## PROBLEM DETAILS:
Where a line of the listing below includes the word "strategy", reproduce that line.

## MATERIAL FOR THIS TASK:
———
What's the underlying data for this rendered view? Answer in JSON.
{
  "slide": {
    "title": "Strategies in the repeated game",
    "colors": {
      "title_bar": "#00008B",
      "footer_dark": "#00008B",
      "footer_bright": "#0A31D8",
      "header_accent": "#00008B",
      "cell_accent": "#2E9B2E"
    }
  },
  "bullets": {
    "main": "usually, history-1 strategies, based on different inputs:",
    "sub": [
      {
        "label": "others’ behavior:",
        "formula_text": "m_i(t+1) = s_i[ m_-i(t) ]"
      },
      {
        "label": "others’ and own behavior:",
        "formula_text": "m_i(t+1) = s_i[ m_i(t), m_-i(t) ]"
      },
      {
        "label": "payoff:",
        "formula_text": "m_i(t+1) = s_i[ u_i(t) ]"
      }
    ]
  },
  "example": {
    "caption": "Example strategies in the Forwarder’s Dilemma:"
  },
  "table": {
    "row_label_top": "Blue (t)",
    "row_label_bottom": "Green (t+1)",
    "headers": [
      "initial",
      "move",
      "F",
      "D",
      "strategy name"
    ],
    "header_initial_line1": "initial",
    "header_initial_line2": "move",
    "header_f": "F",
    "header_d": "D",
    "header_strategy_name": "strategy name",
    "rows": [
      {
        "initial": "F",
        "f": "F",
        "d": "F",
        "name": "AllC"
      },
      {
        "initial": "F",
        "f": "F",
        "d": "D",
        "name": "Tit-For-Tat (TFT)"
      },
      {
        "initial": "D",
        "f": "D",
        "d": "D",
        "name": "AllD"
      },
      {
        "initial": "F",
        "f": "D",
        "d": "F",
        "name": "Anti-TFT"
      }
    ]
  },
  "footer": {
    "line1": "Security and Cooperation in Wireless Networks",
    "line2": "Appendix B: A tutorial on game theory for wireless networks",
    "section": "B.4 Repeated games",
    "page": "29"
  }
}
———
## SOLUTION TO THIS TASK:
      "strategy name"
    "header_strategy_name": "strategy name",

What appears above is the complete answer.